Goal: Gather all lines in the records below that include the word "edit".

[Records contained in a dataset]
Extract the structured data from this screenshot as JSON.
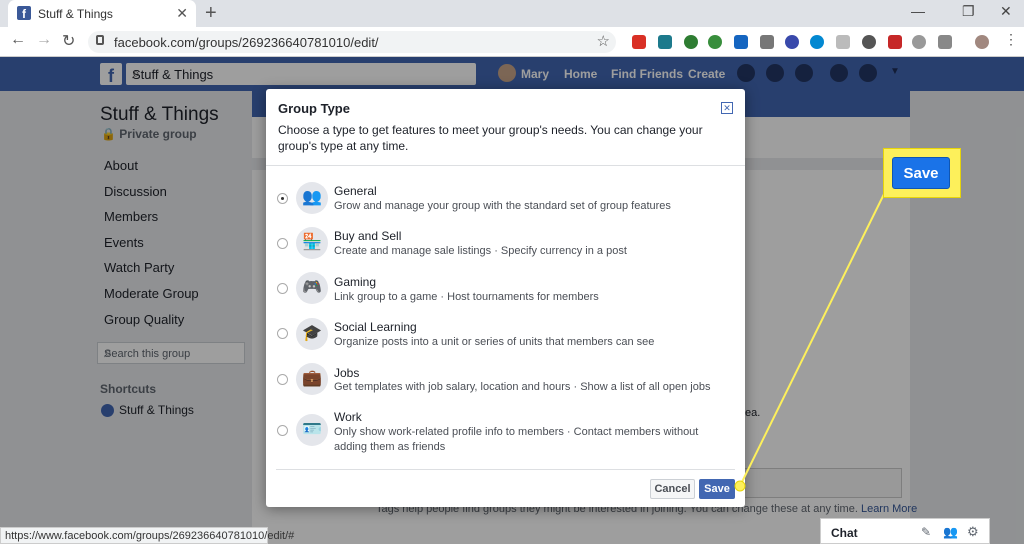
{
  "browser": {
    "tab_title": "Stuff & Things",
    "tab_close": "✕",
    "new_tab": "+",
    "url": "facebook.com/groups/269236640781010/edit/",
    "window_min": "—",
    "window_max": "❐",
    "window_close": "✕",
    "status_url": "https://www.facebook.com/groups/269236640781010/edit/#"
  },
  "fb": {
    "search_value": "Stuff & Things",
    "user": "Mary",
    "home": "Home",
    "find_friends": "Find Friends",
    "create": "Create"
  },
  "sidebar": {
    "group_name": "Stuff & Things",
    "privacy": "Private group",
    "items": [
      "About",
      "Discussion",
      "Members",
      "Events",
      "Watch Party",
      "Moderate Group",
      "Group Quality"
    ],
    "search_placeholder": "Search this group",
    "shortcuts_heading": "Shortcuts",
    "shortcut_item": "Stuff & Things"
  },
  "background": {
    "tags_text": "Tags help people find groups they might be interested in joining. You can change these at any time.",
    "learn_more": "Learn More",
    "partial_text": "ea."
  },
  "dialog": {
    "title": "Group Type",
    "description": "Choose a type to get features to meet your group's needs. You can change your group's type at any time.",
    "options": [
      {
        "title": "General",
        "desc": "Grow and manage your group with the standard set of group features",
        "icon": "people-icon",
        "selected": true
      },
      {
        "title": "Buy and Sell",
        "desc": "Create and manage sale listings · Specify currency in a post",
        "icon": "shop-icon",
        "selected": false
      },
      {
        "title": "Gaming",
        "desc": "Link group to a game · Host tournaments for members",
        "icon": "gamepad-icon",
        "selected": false
      },
      {
        "title": "Social Learning",
        "desc": "Organize posts into a unit or series of units that members can see",
        "icon": "graduation-cap-icon",
        "selected": false
      },
      {
        "title": "Jobs",
        "desc": "Get templates with job salary, location and hours · Show a list of all open jobs",
        "icon": "briefcase-icon",
        "selected": false
      },
      {
        "title": "Work",
        "desc": "Only show work-related profile info to members · Contact members without adding them as friends",
        "icon": "badge-icon",
        "selected": false
      }
    ],
    "cancel_label": "Cancel",
    "save_label": "Save"
  },
  "callout": {
    "save_label": "Save",
    "color": "#fdf05b"
  },
  "chat": {
    "label": "Chat"
  },
  "colors": {
    "fb_blue": "#4267b2",
    "highlight_yellow": "#fdf05b"
  }
}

Completed exercise:
    "url": "facebook.com/groups/269236640781010/edit/",
    "status_url": "https://www.facebook.com/groups/269236640781010/edit/#"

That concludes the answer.